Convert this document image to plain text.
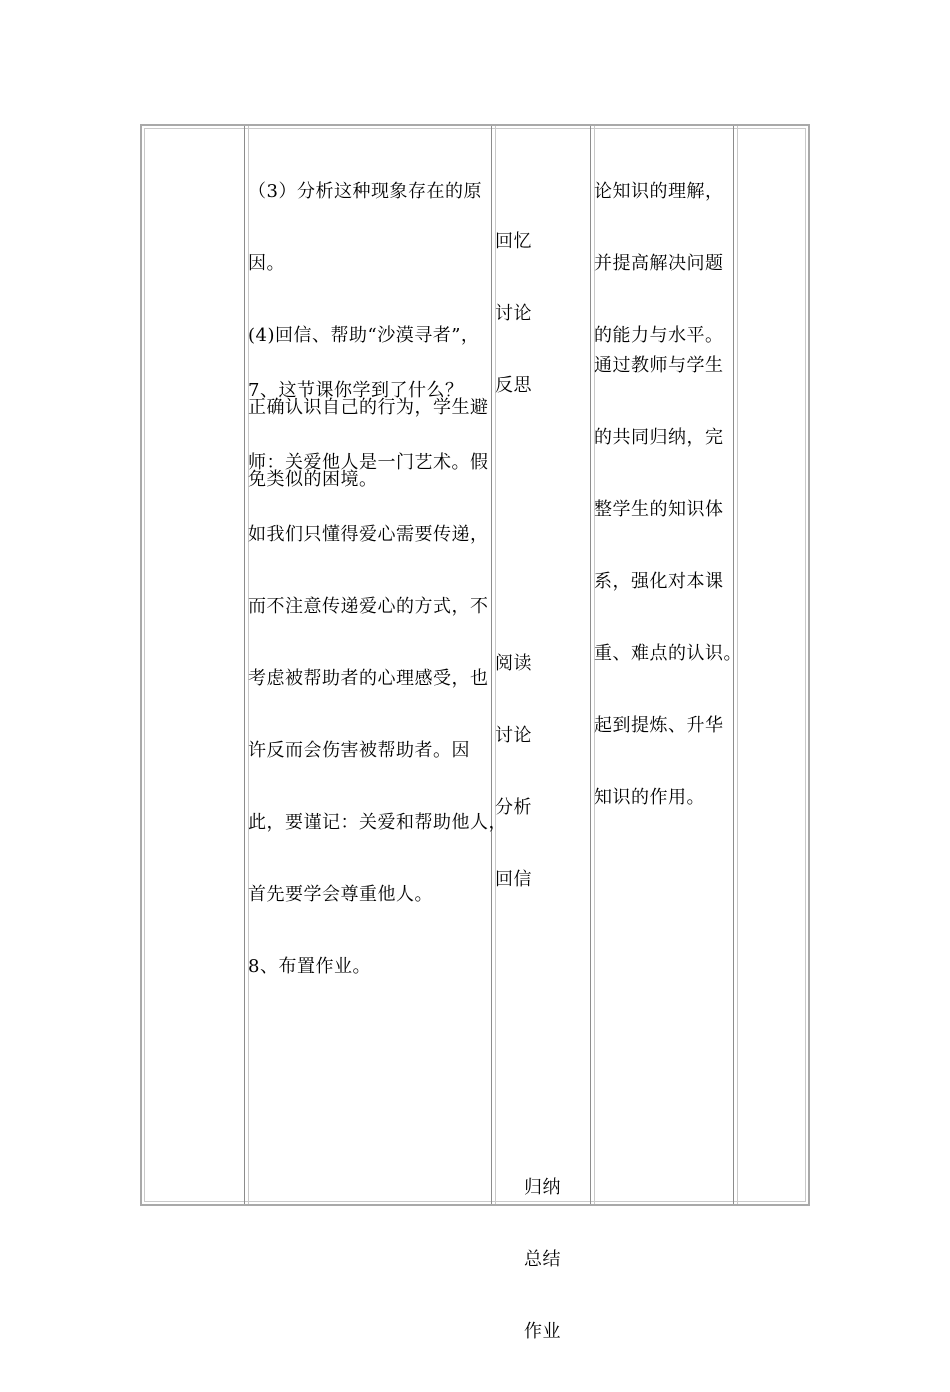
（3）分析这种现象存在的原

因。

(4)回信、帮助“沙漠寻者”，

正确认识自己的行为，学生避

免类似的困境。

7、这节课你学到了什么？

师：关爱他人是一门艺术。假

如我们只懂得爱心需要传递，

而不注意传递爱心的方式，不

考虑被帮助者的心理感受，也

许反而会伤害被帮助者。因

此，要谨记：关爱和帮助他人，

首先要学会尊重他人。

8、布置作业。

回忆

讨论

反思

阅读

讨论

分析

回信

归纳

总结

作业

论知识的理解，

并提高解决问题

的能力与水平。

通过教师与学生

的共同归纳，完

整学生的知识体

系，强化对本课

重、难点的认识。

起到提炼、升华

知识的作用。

TASK TO COMPLETE — Output every entry exactly as given; pictures are not part of the copy.

REPLY TO THE TASK —
Convert this document image to plain text.
（3）分析这种现象存在的原

因。

(4)回信、帮助“沙漠寻者”，

正确认识自己的行为，学生避

免类似的困境。

7、这节课你学到了什么？

师：关爱他人是一门艺术。假

如我们只懂得爱心需要传递，

而不注意传递爱心的方式，不

考虑被帮助者的心理感受，也

许反而会伤害被帮助者。因

此，要谨记：关爱和帮助他人，

首先要学会尊重他人。

8、布置作业。

回忆

讨论

反思

阅读

讨论

分析

回信

归纳

总结

作业

论知识的理解，

并提高解决问题

的能力与水平。

通过教师与学生

的共同归纳，完

整学生的知识体

系，强化对本课

重、难点的认识。

起到提炼、升华

知识的作用。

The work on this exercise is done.